§ Data supplied
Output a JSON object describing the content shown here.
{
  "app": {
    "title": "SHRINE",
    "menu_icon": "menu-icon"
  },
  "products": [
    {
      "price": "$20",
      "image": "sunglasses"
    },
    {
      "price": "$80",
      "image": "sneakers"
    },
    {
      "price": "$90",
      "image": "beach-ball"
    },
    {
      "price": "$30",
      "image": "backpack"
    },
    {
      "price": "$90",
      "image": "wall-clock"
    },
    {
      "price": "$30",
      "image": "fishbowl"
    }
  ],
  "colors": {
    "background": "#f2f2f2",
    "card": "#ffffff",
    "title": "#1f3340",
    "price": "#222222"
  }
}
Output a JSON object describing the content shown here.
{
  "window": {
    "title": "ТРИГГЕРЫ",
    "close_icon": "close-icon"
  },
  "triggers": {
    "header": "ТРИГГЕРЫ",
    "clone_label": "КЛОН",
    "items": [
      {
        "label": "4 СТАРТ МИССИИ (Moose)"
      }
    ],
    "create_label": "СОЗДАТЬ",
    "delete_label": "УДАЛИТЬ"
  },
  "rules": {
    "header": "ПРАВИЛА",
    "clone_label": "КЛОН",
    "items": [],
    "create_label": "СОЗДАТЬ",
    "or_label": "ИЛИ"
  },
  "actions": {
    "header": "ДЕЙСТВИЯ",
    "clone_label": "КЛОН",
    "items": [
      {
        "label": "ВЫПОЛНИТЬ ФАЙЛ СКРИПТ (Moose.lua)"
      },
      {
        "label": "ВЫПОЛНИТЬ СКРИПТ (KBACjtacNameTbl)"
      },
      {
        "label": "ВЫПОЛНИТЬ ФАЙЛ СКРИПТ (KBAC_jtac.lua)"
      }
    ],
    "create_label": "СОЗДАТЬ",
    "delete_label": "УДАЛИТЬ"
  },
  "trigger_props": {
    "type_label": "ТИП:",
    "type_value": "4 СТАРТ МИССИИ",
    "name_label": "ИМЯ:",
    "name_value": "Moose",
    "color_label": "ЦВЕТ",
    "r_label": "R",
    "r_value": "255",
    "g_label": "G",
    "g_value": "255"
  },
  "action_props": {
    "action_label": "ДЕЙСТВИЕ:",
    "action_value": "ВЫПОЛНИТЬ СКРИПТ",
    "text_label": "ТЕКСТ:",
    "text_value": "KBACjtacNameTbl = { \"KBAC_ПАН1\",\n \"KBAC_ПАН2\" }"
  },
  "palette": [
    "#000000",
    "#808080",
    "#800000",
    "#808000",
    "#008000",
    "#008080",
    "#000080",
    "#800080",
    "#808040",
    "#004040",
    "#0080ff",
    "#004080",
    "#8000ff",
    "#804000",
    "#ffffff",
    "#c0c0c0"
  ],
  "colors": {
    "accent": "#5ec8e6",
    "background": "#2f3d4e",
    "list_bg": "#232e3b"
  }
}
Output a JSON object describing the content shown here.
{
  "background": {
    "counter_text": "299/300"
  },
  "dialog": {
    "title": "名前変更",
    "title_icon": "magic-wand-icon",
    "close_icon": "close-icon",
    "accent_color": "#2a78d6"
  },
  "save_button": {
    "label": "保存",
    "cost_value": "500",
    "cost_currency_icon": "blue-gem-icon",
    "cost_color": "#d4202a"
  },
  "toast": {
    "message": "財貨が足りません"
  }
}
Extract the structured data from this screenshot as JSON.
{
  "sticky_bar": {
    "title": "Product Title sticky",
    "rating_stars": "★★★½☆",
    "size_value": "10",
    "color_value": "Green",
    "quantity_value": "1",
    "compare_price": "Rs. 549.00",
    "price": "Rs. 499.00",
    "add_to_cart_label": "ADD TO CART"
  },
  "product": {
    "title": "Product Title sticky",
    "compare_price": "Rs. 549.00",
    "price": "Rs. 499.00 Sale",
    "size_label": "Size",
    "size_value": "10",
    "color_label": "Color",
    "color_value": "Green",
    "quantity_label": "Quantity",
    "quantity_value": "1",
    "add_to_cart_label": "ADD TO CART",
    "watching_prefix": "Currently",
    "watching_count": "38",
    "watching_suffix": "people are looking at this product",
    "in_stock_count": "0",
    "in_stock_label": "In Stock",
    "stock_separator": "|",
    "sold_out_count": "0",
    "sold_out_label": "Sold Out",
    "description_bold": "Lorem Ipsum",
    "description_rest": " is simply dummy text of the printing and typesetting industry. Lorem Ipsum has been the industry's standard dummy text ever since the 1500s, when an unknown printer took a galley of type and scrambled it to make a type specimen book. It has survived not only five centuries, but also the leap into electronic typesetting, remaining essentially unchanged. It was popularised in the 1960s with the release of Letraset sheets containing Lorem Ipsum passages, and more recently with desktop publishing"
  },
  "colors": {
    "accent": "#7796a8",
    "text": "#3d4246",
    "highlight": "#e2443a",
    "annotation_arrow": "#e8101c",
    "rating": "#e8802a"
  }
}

§ Exercise details
Give the number of lines in the listing above that contain "background", and nothing else.

§ Expected output
3